Short problem -> Each of the entries should be retyped precisely as it appears.

** Begin Data **

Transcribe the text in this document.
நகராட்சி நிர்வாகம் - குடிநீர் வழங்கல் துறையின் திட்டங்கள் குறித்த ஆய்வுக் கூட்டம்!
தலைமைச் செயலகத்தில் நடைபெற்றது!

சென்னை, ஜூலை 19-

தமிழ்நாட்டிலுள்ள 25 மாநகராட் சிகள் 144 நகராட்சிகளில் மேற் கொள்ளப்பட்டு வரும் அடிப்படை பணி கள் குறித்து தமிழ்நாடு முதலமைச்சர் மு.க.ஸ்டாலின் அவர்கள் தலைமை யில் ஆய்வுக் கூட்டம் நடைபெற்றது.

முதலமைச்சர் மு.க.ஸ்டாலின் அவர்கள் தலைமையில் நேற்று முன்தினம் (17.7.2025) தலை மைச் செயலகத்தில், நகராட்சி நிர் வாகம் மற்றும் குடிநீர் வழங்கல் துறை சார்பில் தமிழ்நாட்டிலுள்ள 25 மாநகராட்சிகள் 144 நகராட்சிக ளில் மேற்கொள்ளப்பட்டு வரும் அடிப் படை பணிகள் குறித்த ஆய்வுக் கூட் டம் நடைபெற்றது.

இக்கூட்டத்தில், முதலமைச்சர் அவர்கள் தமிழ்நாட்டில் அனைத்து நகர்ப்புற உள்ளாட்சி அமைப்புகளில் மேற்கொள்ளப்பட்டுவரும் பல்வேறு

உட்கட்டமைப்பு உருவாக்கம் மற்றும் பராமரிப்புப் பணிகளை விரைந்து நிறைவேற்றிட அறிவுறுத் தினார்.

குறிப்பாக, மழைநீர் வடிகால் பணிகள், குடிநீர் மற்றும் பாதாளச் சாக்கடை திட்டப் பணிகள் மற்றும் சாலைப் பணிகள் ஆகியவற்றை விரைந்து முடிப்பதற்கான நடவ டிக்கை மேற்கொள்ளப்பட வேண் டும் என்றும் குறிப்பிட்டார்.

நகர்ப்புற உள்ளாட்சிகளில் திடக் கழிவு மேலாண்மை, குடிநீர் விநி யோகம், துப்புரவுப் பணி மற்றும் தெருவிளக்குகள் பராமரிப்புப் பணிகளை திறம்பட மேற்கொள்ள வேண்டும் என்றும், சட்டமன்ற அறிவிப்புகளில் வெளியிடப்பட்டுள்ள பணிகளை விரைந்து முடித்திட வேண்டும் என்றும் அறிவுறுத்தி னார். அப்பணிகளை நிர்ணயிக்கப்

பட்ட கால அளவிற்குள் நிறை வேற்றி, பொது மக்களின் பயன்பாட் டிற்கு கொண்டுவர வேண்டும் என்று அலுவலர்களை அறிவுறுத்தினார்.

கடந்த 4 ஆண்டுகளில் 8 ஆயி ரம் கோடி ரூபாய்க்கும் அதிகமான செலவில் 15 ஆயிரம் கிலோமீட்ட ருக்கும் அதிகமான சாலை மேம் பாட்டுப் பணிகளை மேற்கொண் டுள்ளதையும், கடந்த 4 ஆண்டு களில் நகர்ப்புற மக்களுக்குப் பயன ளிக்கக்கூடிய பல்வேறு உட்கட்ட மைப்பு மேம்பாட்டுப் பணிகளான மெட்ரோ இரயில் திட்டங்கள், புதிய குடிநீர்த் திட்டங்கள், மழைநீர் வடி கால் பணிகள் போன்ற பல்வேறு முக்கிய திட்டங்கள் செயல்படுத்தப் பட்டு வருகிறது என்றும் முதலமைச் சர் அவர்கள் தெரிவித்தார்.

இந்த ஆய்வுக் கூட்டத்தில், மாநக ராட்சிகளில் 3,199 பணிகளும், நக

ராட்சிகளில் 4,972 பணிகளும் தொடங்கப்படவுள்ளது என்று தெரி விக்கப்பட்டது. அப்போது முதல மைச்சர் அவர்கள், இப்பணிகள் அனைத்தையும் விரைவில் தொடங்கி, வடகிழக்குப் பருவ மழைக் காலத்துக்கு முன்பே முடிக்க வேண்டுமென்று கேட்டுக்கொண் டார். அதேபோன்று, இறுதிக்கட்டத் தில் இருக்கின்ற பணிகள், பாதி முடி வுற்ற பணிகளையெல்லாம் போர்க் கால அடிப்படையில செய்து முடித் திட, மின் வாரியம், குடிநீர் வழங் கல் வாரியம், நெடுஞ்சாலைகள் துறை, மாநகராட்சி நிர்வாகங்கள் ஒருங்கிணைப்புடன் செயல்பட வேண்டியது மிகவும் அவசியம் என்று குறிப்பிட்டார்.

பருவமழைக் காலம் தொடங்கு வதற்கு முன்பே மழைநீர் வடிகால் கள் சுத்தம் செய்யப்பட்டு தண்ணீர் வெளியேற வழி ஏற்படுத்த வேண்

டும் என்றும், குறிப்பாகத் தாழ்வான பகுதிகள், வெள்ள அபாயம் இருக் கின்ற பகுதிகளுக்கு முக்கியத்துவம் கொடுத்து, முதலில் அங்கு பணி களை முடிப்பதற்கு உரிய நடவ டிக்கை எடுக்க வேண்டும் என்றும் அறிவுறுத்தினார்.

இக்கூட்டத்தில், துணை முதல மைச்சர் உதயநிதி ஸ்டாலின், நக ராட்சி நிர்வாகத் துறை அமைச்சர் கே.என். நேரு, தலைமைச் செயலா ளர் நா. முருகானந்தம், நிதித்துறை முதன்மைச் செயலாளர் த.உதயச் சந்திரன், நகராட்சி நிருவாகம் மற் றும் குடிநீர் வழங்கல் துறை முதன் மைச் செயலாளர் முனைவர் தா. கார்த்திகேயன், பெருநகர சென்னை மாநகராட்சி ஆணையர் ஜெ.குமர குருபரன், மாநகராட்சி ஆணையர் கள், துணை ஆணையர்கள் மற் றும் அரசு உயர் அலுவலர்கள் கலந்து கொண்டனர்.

** End Data **

Exercise response ->
Transcribe the text in this document.
நகராட்சி நிர்வாகம் - குடிநீர் வழங்கல் துறையின் திட்டங்கள் குறித்த ஆய்வுக் கூட்டம்!
தலைமைச் செயலகத்தில் நடைபெற்றது!

சென்னை, ஜூலை 19-

தமிழ்நாட்டிலுள்ள 25 மாநகராட் சிகள் 144 நகராட்சிகளில் மேற் கொள்ளப்பட்டு வரும் அடிப்படை பணி கள் குறித்து தமிழ்நாடு முதலமைச்சர் மு.க.ஸ்டாலின் அவர்கள் தலைமை யில் ஆய்வுக் கூட்டம் நடைபெற்றது.

முதலமைச்சர் மு.க.ஸ்டாலின் அவர்கள் தலைமையில் நேற்று முன்தினம் (17.7.2025) தலை மைச் செயலகத்தில், நகராட்சி நிர் வாகம் மற்றும் குடிநீர் வழங்கல் துறை சார்பில் தமிழ்நாட்டிலுள்ள 25 மாநகராட்சிகள் 144 நகராட்சிக ளில் மேற்கொள்ளப்பட்டு வரும் அடிப் படை பணிகள் குறித்த ஆய்வுக் கூட் டம் நடைபெற்றது.

இக்கூட்டத்தில், முதலமைச்சர் அவர்கள் தமிழ்நாட்டில் அனைத்து நகர்ப்புற உள்ளாட்சி அமைப்புகளில் மேற்கொள்ளப்பட்டுவரும் பல்வேறு

உட்கட்டமைப்பு உருவாக்கம் மற்றும் பராமரிப்புப் பணிகளை விரைந்து நிறைவேற்றிட அறிவுறுத் தினார்.

குறிப்பாக, மழைநீர் வடிகால் பணிகள், குடிநீர் மற்றும் பாதாளச் சாக்கடை திட்டப் பணிகள் மற்றும் சாலைப் பணிகள் ஆகியவற்றை விரைந்து முடிப்பதற்கான நடவ டிக்கை மேற்கொள்ளப்பட வேண் டும் என்றும் குறிப்பிட்டார்.

நகர்ப்புற உள்ளாட்சிகளில் திடக் கழிவு மேலாண்மை, குடிநீர் விநி யோகம், துப்புரவுப் பணி மற்றும் தெருவிளக்குகள் பராமரிப்புப் பணிகளை திறம்பட மேற்கொள்ள வேண்டும் என்றும், சட்டமன்ற அறிவிப்புகளில் வெளியிடப்பட்டுள்ள பணிகளை விரைந்து முடித்திட வேண்டும் என்றும் அறிவுறுத்தி னார். அப்பணிகளை நிர்ணயிக்கப்

பட்ட கால அளவிற்குள் நிறை வேற்றி, பொது மக்களின் பயன்பாட் டிற்கு கொண்டுவர வேண்டும் என்று அலுவலர்களை அறிவுறுத்தினார்.

கடந்த 4 ஆண்டுகளில் 8 ஆயி ரம் கோடி ரூபாய்க்கும் அதிகமான செலவில் 15 ஆயிரம் கிலோமீட்ட ருக்கும் அதிகமான சாலை மேம் பாட்டுப் பணிகளை மேற்கொண் டுள்ளதையும், கடந்த 4 ஆண்டு களில் நகர்ப்புற மக்களுக்குப் பயன ளிக்கக்கூடிய பல்வேறு உட்கட்ட மைப்பு மேம்பாட்டுப் பணிகளான மெட்ரோ இரயில் திட்டங்கள், புதிய குடிநீர்த் திட்டங்கள், மழைநீர் வடி கால் பணிகள் போன்ற பல்வேறு முக்கிய திட்டங்கள் செயல்படுத்தப் பட்டு வருகிறது என்றும் முதலமைச் சர் அவர்கள் தெரிவித்தார்.

இந்த ஆய்வுக் கூட்டத்தில், மாநக ராட்சிகளில் 3,199 பணிகளும், நக

ராட்சிகளில் 4,972 பணிகளும் தொடங்கப்படவுள்ளது என்று தெரி விக்கப்பட்டது. அப்போது முதல மைச்சர் அவர்கள், இப்பணிகள் அனைத்தையும் விரைவில் தொடங்கி, வடகிழக்குப் பருவ மழைக் காலத்துக்கு முன்பே முடிக்க வேண்டுமென்று கேட்டுக்கொண் டார். அதேபோன்று, இறுதிக்கட்டத் தில் இருக்கின்ற பணிகள், பாதி முடி வுற்ற பணிகளையெல்லாம் போர்க் கால அடிப்படையில செய்து முடித் திட, மின் வாரியம், குடிநீர் வழங் கல் வாரியம், நெடுஞ்சாலைகள் துறை, மாநகராட்சி நிர்வாகங்கள் ஒருங்கிணைப்புடன் செயல்பட வேண்டியது மிகவும் அவசியம் என்று குறிப்பிட்டார்.

பருவமழைக் காலம் தொடங்கு வதற்கு முன்பே மழைநீர் வடிகால் கள் சுத்தம் செய்யப்பட்டு தண்ணீர் வெளியேற வழி ஏற்படுத்த வேண்

டும் என்றும், குறிப்பாகத் தாழ்வான பகுதிகள், வெள்ள அபாயம் இருக் கின்ற பகுதிகளுக்கு முக்கியத்துவம் கொடுத்து, முதலில் அங்கு பணி களை முடிப்பதற்கு உரிய நடவ டிக்கை எடுக்க வேண்டும் என்றும் அறிவுறுத்தினார்.

இக்கூட்டத்தில், துணை முதல மைச்சர் உதயநிதி ஸ்டாலின், நக ராட்சி நிர்வாகத் துறை அமைச்சர் கே.என். நேரு, தலைமைச் செயலா ளர் நா. முருகானந்தம், நிதித்துறை முதன்மைச் செயலாளர் த.உதயச் சந்திரன், நகராட்சி நிருவாகம் மற் றும் குடிநீர் வழங்கல் துறை முதன் மைச் செயலாளர் முனைவர் தா. கார்த்திகேயன், பெருநகர சென்னை மாநகராட்சி ஆணையர் ஜெ.குமர குருபரன், மாநகராட்சி ஆணையர் கள், துணை ஆணையர்கள் மற் றும் அரசு உயர் அலுவலர்கள் கலந்து கொண்டனர்.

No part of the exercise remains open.